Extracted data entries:
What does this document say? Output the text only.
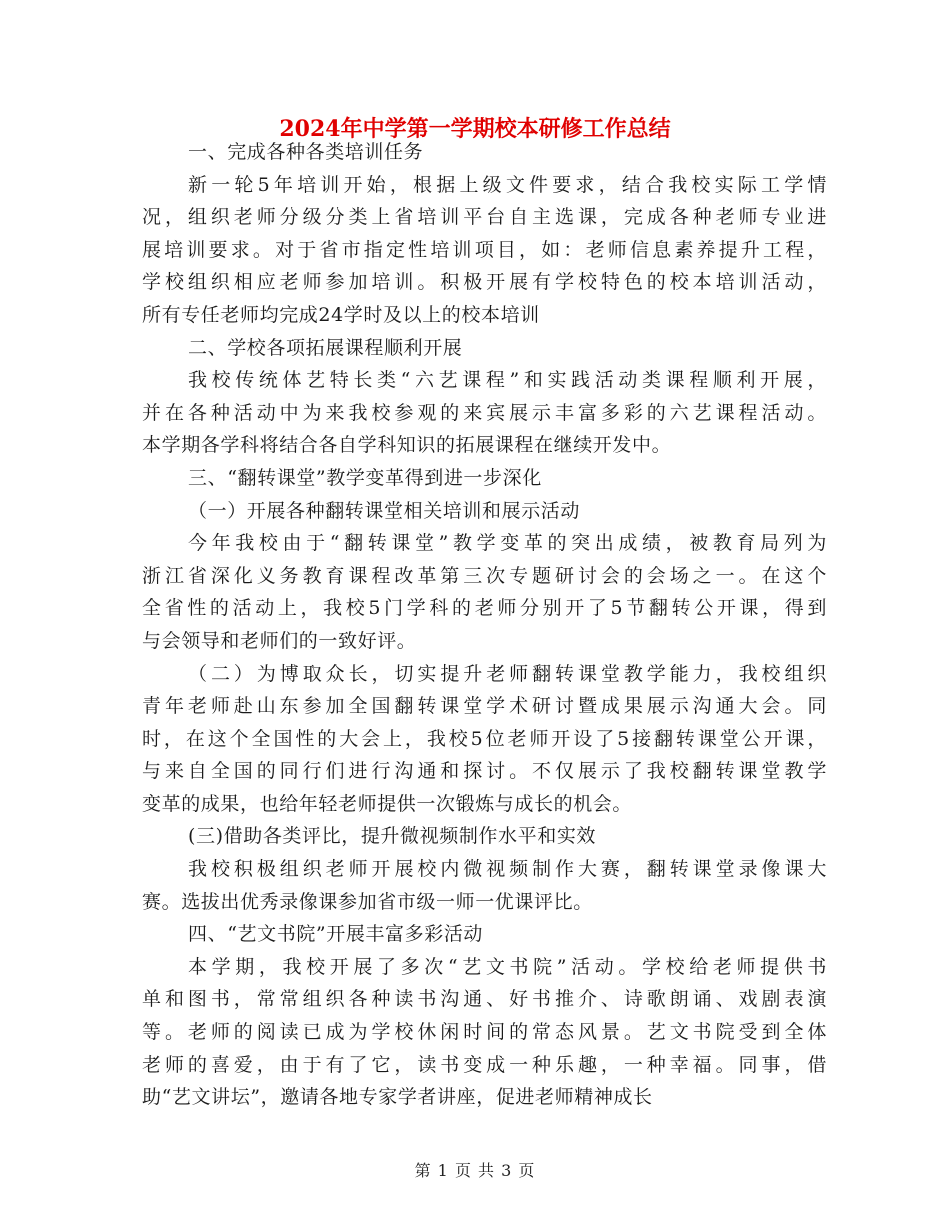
2024年中学第一学期校本研修工作总结
一、完成各种各类培训任务
新一轮5年培训开始，根据上级文件要求，结合我校实际工学情
况，组织老师分级分类上省培训平台自主选课，完成各种老师专业进
展培训要求。对于省市指定性培训项目，如：老师信息素养提升工程，
学校组织相应老师参加培训。积极开展有学校特色的校本培训活动，
所有专任老师均完成24学时及以上的校本培训
二、学校各项拓展课程顺利开展
我校传统体艺特长类“六艺课程”和实践活动类课程顺利开展，
并在各种活动中为来我校参观的来宾展示丰富多彩的六艺课程活动。
本学期各学科将结合各自学科知识的拓展课程在继续开发中。
三、“翻转课堂”教学变革得到进一步深化
（一）开展各种翻转课堂相关培训和展示活动
今年我校由于“翻转课堂”教学变革的突出成绩，被教育局列为
浙江省深化义务教育课程改革第三次专题研讨会的会场之一。在这个
全省性的活动上，我校5门学科的老师分别开了5节翻转公开课，得到
与会领导和老师们的一致好评。
（二）为博取众长，切实提升老师翻转课堂教学能力，我校组织
青年老师赴山东参加全国翻转课堂学术研讨暨成果展示沟通大会。同
时，在这个全国性的大会上，我校5位老师开设了5接翻转课堂公开课，
与来自全国的同行们进行沟通和探讨。不仅展示了我校翻转课堂教学
变革的成果，也给年轻老师提供一次锻炼与成长的机会。
(三)借助各类评比，提升微视频制作水平和实效
我校积极组织老师开展校内微视频制作大赛，翻转课堂录像课大
赛。选拔出优秀录像课参加省市级一师一优课评比。
四、“艺文书院”开展丰富多彩活动
本学期，我校开展了多次“艺文书院”活动。学校给老师提供书
单和图书，常常组织各种读书沟通、好书推介、诗歌朗诵、戏剧表演
等。老师的阅读已成为学校休闲时间的常态风景。艺文书院受到全体
老师的喜爱，由于有了它，读书变成一种乐趣，一种幸福。同事，借
助“艺文讲坛”，邀请各地专家学者讲座，促进老师精神成长
第 1 页 共 3 页
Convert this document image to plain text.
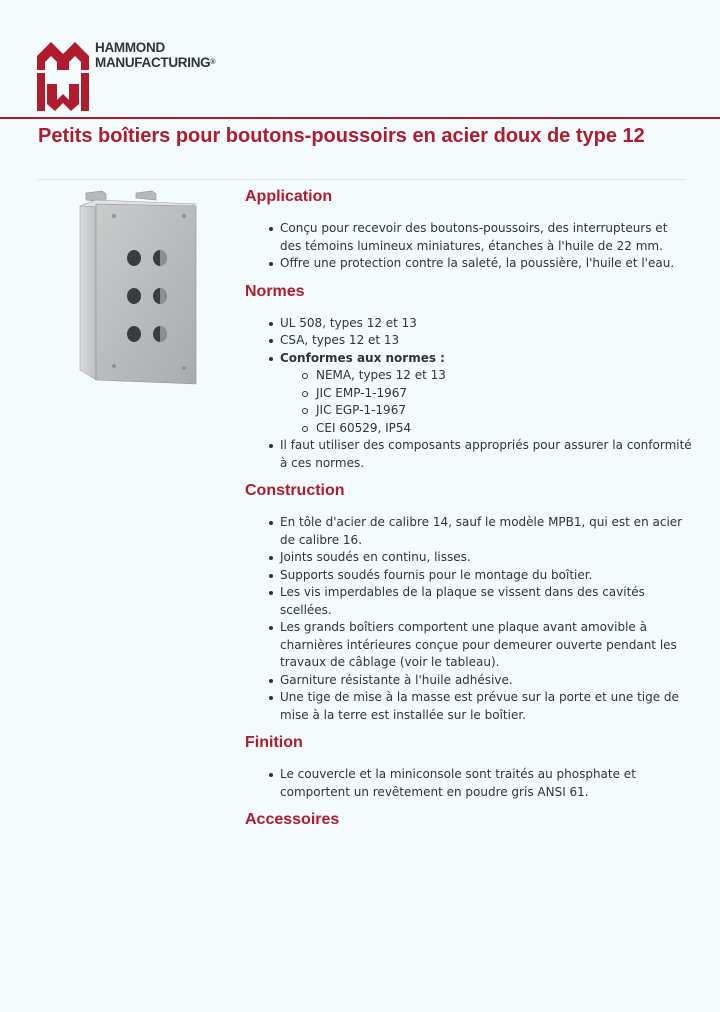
HAMMOND
MANUFACTURING®
Petits boîtiers pour boutons-poussoirs en acier doux de type 12
Application
Conçu pour recevoir des boutons-poussoirs, des interrupteurs et des témoins lumineux miniatures, étanches à l'huile de 22 mm.
Offre une protection contre la saleté, la poussière, l'huile et l'eau.
Normes
UL 508, types 12 et 13
CSA, types 12 et 13
Conformes aux normes :
NEMA, types 12 et 13
JIC EMP-1-1967
JIC EGP-1-1967
CEI 60529, IP54
Il faut utiliser des composants appropriés pour assurer la conformité à ces normes.
Construction
En tôle d'acier de calibre 14, sauf le modèle MPB1, qui est en acier de calibre 16.
Joints soudés en continu, lisses.
Supports soudés fournis pour le montage du boîtier.
Les vis imperdables de la plaque se vissent dans des cavités scellées.
Les grands boîtiers comportent une plaque avant amovible à charnières intérieures conçue pour demeurer ouverte pendant les travaux de câblage (voir le tableau).
Garniture résistante à l'huile adhésive.
Une tige de mise à la masse est prévue sur la porte et une tige de mise à la terre est installée sur le boîtier.
Finition
Le couvercle et la miniconsole sont traités au phosphate et comportent un revêtement en poudre gris ANSI 61.
Accessoires
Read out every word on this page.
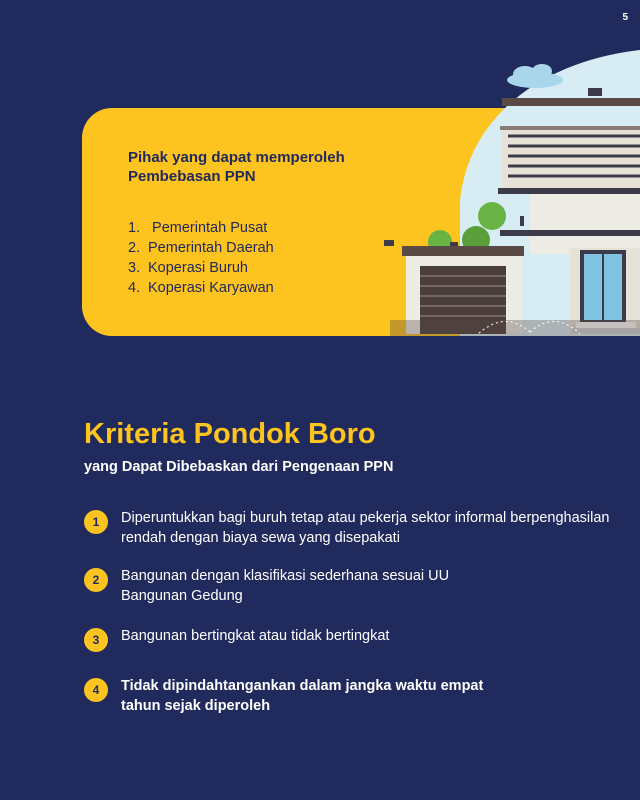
5
Pihak yang dapat memperoleh Pembebasan PPN
1. Pemerintah Pusat
2. Pemerintah Daerah
3. Koperasi Buruh
4. Koperasi Karyawan
Kriteria Pondok Boro

yang Dapat Dibebaskan dari Pengenaan PPN

1	Diperuntukkan bagi buruh tetap atau pekerja sektor informal berpenghasilan rendah dengan biaya sewa yang disepakati
2	Bangunan dengan klasifikasi sederhana sesuai UU Bangunan Gedung
3	Bangunan bertingkat atau tidak bertingkat
4	Tidak dipindahtangankan dalam jangka waktu empat tahun sejak diperoleh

# [Brief]
Each line above that includes "plaque" should be shown.

# [In response]
Les vis imperdables de la plaque se vissent dans des cavités scellées.
Les grands boîtiers comportent une plaque avant amovible à charnières intérieures conçue pour demeurer ouverte pendant les travaux de câblage (voir le tableau).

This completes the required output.